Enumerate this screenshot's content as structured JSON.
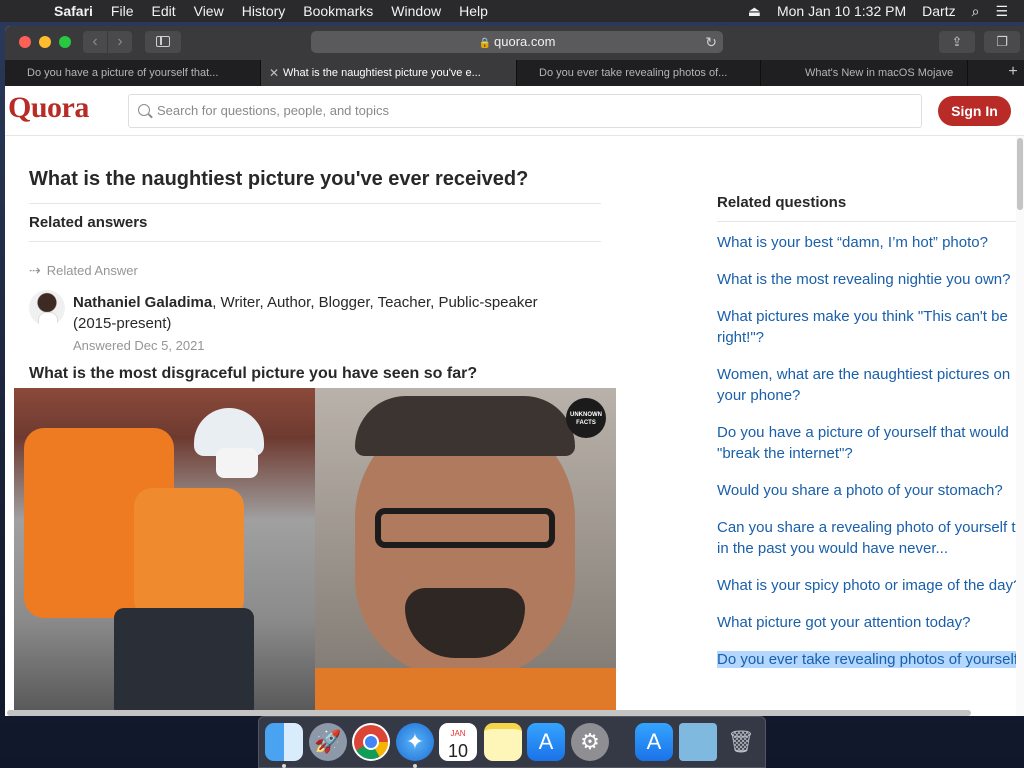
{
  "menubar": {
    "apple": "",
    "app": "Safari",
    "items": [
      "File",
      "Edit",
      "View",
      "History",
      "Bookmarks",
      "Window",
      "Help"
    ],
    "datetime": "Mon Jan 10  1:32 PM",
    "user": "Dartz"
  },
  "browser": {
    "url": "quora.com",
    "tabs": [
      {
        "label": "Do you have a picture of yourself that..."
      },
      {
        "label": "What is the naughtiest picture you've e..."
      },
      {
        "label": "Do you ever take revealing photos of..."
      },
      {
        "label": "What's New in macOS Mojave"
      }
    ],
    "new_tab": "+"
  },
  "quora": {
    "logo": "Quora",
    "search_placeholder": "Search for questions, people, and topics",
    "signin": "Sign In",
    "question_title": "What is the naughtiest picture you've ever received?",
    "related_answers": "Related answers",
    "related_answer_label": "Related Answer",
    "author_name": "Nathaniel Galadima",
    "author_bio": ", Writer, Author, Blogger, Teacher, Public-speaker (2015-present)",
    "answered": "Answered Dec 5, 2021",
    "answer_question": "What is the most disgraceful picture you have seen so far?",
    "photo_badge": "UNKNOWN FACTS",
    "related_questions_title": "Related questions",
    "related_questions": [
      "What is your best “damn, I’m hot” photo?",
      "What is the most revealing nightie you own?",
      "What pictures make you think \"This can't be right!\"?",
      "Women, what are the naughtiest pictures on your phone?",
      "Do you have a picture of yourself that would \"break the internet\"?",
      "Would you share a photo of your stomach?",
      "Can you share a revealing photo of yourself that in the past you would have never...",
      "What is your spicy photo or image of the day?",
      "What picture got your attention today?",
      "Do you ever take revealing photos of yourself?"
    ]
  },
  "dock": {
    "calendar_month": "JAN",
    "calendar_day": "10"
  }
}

* * *

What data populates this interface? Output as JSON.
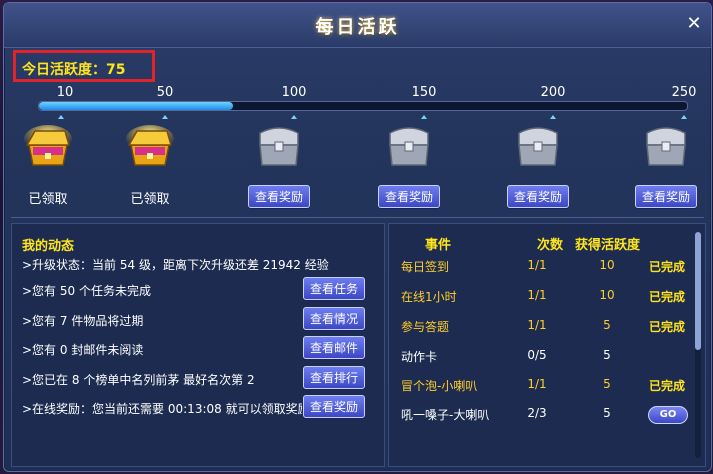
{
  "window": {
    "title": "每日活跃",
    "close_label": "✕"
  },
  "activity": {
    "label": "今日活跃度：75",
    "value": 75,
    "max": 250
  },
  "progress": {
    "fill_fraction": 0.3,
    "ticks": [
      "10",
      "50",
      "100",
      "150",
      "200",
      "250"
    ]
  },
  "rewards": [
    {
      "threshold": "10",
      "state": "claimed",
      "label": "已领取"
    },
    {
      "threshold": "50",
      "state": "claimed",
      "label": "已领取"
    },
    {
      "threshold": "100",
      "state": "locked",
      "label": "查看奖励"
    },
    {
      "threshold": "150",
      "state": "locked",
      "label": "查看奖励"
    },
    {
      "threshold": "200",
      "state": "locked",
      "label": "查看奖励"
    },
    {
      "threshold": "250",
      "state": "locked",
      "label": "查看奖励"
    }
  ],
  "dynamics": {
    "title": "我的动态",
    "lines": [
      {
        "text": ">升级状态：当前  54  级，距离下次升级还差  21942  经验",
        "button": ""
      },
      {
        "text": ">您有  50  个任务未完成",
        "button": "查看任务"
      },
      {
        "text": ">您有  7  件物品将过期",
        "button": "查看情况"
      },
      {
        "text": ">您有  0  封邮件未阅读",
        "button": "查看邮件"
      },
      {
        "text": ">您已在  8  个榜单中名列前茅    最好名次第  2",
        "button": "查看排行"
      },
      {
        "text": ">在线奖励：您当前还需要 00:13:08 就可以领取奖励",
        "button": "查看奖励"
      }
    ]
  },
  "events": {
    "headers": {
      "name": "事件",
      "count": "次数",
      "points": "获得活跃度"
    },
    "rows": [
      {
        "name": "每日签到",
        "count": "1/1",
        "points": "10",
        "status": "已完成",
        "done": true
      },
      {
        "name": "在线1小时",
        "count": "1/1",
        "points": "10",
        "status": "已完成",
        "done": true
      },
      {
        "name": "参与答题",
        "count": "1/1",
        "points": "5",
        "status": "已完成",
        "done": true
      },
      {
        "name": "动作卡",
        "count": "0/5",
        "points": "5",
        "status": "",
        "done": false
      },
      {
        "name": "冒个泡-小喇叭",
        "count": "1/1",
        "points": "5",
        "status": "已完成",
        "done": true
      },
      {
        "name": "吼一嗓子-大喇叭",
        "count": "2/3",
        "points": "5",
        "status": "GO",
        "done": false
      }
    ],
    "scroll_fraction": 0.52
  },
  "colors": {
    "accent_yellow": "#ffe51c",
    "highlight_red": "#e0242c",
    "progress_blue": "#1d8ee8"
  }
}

---

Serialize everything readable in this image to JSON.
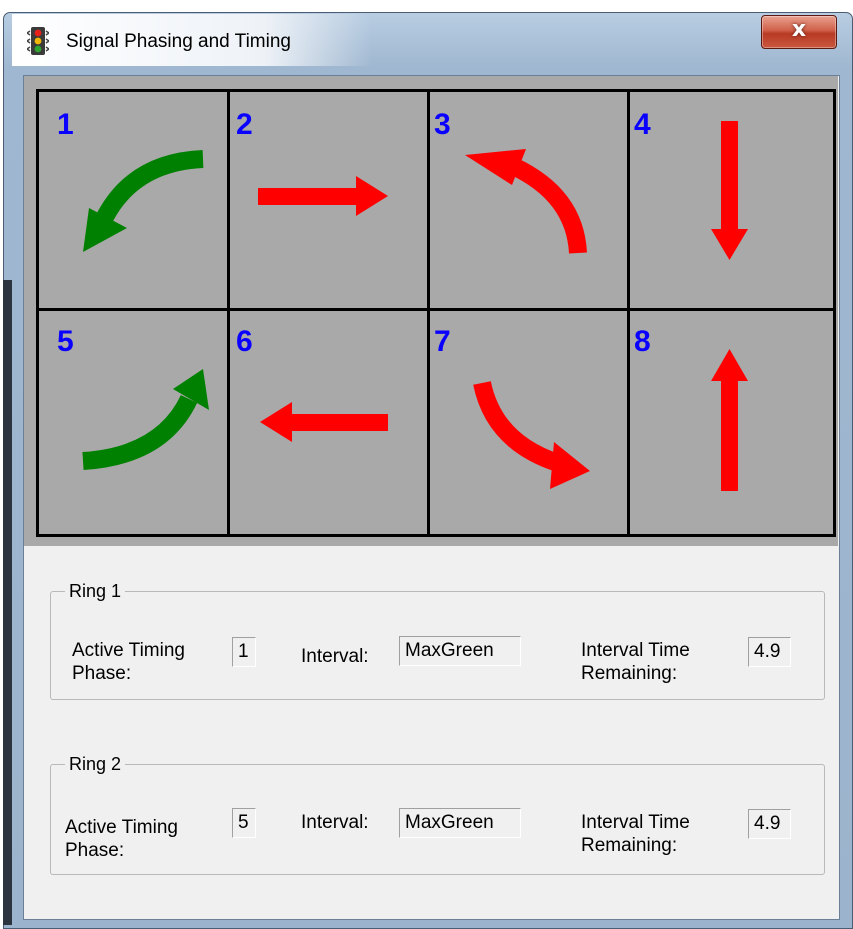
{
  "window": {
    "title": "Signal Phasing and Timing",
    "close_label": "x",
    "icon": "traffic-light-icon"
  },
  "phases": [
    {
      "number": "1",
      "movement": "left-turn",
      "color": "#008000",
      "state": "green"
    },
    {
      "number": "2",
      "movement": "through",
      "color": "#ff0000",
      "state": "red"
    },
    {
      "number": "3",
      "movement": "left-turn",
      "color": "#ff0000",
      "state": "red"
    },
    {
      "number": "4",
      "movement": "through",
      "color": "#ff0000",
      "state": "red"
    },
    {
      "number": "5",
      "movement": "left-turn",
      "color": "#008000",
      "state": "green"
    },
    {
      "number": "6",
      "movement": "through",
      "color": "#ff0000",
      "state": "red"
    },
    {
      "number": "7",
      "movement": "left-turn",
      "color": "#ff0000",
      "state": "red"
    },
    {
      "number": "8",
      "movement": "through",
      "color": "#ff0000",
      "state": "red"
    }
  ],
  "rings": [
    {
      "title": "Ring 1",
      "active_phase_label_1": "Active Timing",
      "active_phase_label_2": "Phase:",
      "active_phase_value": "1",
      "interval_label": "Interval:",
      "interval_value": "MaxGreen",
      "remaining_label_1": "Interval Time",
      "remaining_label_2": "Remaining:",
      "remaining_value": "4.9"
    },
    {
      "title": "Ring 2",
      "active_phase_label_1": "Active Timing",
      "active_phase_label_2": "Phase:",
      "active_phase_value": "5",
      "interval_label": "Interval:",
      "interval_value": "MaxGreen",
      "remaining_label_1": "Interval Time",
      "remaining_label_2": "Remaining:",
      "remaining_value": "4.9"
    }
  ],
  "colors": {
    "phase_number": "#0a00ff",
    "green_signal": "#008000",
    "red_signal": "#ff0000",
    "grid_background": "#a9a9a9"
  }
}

◆ **Challenge**
Return each line in the records that holds the string "threshold".

◆ **Problem solution**
      "threshold": "10",
      "threshold": "50",
      "threshold": "100",
      "threshold": "150",
      "threshold": "200",
      "threshold": "250",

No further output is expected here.